__Job__: Give only one thing: the number of lines that include the word "Brabant".

__Items listed in a dataset__:
━━━━
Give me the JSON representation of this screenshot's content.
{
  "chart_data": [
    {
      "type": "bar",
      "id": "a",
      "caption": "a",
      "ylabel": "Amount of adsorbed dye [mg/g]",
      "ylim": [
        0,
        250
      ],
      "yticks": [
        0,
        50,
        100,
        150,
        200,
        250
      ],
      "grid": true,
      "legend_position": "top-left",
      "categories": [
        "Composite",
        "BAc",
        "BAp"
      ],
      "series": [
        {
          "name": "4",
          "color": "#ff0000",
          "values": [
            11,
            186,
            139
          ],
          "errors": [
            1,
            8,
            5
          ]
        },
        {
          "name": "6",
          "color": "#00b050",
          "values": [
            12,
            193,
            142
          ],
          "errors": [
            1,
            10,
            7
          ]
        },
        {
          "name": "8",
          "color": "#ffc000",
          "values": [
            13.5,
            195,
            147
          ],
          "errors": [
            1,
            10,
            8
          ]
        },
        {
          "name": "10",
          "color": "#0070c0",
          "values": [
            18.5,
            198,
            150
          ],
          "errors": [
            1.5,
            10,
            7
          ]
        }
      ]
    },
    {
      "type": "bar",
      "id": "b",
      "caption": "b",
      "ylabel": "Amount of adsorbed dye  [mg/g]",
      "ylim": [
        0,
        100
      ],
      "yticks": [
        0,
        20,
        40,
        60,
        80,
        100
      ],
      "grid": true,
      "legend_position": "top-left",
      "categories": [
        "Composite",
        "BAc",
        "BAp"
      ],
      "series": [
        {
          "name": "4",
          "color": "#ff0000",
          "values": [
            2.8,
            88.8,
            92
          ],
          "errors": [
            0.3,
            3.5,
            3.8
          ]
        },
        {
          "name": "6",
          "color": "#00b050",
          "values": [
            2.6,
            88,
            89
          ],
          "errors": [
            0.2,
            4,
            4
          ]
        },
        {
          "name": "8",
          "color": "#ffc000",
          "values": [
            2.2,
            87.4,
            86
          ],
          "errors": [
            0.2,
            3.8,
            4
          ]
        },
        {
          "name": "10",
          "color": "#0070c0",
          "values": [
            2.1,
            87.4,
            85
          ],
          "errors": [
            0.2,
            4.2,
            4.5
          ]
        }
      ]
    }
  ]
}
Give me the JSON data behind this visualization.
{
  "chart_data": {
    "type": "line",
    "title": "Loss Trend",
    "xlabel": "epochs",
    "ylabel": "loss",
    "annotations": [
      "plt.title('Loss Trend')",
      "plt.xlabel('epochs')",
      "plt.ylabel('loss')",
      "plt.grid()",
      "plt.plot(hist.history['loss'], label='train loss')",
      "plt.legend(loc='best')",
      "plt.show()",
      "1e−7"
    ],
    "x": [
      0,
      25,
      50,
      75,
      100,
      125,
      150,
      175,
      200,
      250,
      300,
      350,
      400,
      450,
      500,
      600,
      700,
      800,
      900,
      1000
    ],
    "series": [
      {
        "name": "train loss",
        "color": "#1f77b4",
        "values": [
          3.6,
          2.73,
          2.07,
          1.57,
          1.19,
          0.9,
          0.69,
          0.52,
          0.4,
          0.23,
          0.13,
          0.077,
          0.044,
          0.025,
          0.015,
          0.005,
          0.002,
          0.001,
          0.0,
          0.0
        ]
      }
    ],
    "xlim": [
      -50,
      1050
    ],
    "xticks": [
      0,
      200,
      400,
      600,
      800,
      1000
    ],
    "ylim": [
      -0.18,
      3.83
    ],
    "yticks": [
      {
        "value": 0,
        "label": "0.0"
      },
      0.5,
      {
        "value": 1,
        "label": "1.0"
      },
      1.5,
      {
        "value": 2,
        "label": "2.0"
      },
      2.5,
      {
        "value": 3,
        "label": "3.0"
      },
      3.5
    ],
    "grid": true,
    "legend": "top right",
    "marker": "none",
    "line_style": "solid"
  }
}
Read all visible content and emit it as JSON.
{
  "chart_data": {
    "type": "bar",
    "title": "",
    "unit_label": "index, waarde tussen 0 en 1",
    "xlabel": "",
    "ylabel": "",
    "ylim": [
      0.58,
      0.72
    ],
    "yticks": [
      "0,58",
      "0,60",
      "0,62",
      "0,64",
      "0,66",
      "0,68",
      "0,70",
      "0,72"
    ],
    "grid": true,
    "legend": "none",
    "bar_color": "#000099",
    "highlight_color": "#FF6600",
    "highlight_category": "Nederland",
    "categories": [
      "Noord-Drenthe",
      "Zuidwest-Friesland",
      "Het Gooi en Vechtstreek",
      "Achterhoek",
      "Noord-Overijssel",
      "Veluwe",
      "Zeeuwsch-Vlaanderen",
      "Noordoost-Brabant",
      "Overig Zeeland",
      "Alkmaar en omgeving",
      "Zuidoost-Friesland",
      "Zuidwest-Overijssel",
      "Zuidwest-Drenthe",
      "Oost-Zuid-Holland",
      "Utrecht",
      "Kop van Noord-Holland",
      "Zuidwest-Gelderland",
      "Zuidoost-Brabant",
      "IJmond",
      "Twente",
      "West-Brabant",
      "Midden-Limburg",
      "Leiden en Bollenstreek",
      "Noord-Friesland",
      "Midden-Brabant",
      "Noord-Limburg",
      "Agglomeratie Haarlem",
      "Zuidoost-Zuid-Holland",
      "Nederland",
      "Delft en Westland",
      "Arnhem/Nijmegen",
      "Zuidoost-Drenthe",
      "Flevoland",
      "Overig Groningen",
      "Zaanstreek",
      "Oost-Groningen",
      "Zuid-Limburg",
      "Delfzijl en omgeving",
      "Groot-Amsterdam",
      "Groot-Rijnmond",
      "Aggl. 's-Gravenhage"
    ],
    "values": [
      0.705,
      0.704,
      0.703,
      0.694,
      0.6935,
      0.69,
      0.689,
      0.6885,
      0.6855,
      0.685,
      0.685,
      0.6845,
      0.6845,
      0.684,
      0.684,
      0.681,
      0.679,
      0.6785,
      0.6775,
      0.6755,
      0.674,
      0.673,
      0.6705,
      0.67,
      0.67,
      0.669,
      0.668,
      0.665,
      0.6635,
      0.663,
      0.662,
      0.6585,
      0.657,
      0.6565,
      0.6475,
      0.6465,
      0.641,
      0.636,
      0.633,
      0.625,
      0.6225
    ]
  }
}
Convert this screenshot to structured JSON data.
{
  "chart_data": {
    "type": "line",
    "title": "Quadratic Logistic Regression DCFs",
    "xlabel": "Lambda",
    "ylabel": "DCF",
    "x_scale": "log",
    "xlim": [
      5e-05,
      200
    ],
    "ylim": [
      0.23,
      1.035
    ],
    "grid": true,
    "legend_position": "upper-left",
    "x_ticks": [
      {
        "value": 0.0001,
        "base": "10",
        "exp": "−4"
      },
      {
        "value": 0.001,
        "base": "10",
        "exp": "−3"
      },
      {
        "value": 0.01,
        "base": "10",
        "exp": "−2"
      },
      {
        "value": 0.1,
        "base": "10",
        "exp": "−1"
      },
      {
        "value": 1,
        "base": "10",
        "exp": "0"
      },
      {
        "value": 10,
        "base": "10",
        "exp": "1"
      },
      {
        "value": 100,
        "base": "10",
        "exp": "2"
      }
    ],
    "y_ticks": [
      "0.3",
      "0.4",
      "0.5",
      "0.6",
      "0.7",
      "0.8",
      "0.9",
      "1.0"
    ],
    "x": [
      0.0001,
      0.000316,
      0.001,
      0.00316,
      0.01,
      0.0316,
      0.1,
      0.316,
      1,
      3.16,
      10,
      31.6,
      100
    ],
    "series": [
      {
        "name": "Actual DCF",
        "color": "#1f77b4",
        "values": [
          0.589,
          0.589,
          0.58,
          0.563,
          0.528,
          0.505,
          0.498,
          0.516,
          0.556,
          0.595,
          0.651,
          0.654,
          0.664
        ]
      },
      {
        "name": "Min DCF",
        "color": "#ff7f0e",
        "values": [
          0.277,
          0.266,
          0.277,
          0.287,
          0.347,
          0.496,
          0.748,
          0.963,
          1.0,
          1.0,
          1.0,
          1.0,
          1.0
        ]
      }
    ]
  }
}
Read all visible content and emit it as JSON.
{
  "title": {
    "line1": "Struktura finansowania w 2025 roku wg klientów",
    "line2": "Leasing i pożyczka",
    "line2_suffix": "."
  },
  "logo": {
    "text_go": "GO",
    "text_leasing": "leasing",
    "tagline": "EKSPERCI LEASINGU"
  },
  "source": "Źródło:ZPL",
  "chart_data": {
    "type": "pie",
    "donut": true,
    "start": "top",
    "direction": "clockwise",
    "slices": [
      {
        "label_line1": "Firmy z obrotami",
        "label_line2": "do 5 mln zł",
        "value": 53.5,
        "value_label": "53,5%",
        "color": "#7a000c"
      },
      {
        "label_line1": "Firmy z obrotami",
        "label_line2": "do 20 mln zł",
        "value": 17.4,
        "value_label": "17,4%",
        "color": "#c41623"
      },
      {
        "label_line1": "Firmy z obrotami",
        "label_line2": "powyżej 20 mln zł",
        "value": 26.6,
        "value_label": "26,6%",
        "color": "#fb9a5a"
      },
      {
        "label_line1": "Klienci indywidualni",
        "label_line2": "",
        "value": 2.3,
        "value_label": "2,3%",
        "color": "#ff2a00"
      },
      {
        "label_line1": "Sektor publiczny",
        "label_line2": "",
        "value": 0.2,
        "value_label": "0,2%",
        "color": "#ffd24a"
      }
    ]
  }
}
━━━━
__Written response__: 4